What is being asked
Collect all lines containing the word "title" from the data.

◆ ◆ ◆ ◆

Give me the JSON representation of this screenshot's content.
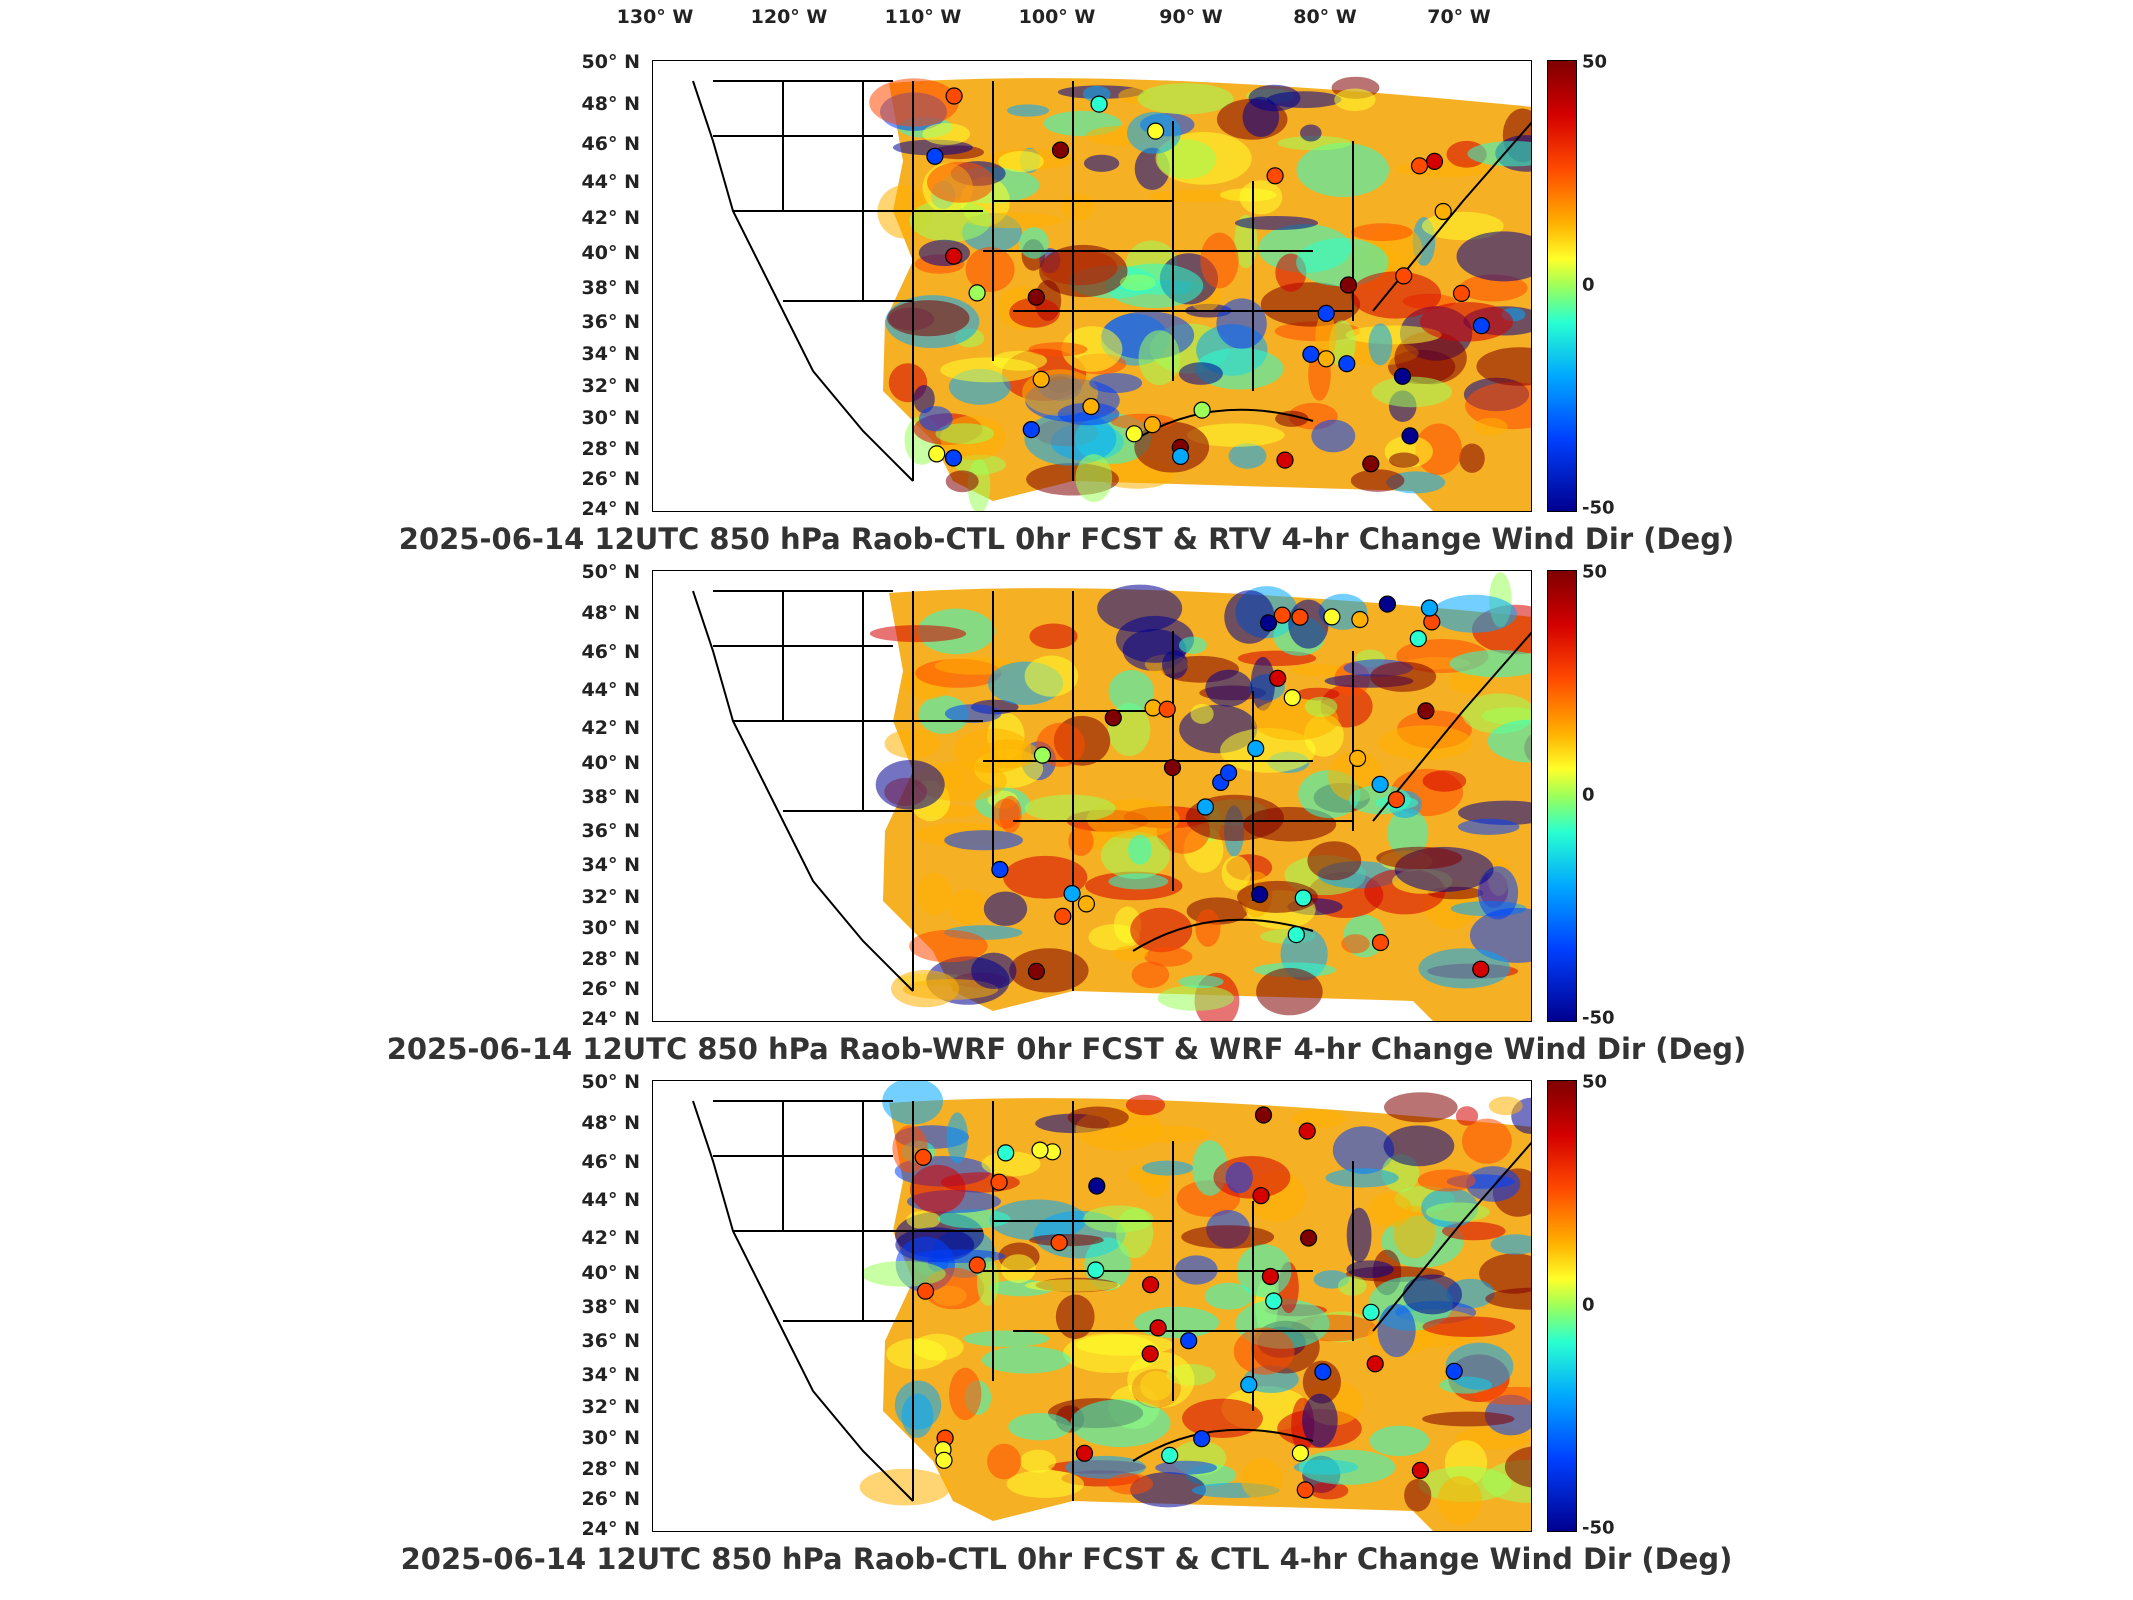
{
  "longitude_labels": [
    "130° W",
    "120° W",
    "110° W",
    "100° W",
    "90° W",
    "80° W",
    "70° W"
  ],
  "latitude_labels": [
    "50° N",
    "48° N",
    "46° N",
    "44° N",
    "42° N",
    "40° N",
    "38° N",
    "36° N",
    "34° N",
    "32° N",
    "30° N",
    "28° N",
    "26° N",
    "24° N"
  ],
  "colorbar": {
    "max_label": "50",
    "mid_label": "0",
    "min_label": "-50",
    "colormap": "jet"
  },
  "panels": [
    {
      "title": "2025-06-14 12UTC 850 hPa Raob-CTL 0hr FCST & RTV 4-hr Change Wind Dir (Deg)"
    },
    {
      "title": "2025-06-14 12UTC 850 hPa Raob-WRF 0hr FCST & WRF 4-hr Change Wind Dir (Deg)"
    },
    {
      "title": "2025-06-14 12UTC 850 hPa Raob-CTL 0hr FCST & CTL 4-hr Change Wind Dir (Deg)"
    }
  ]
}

◆ ◆ ◆ ◆

Output of the task
      "title": "2025-06-14 12UTC 850 hPa Raob-CTL 0hr FCST & RTV 4-hr Change Wind Dir (Deg)"
      "title": "2025-06-14 12UTC 850 hPa Raob-WRF 0hr FCST & WRF 4-hr Change Wind Dir (Deg)"
      "title": "2025-06-14 12UTC 850 hPa Raob-CTL 0hr FCST & CTL 4-hr Change Wind Dir (Deg)"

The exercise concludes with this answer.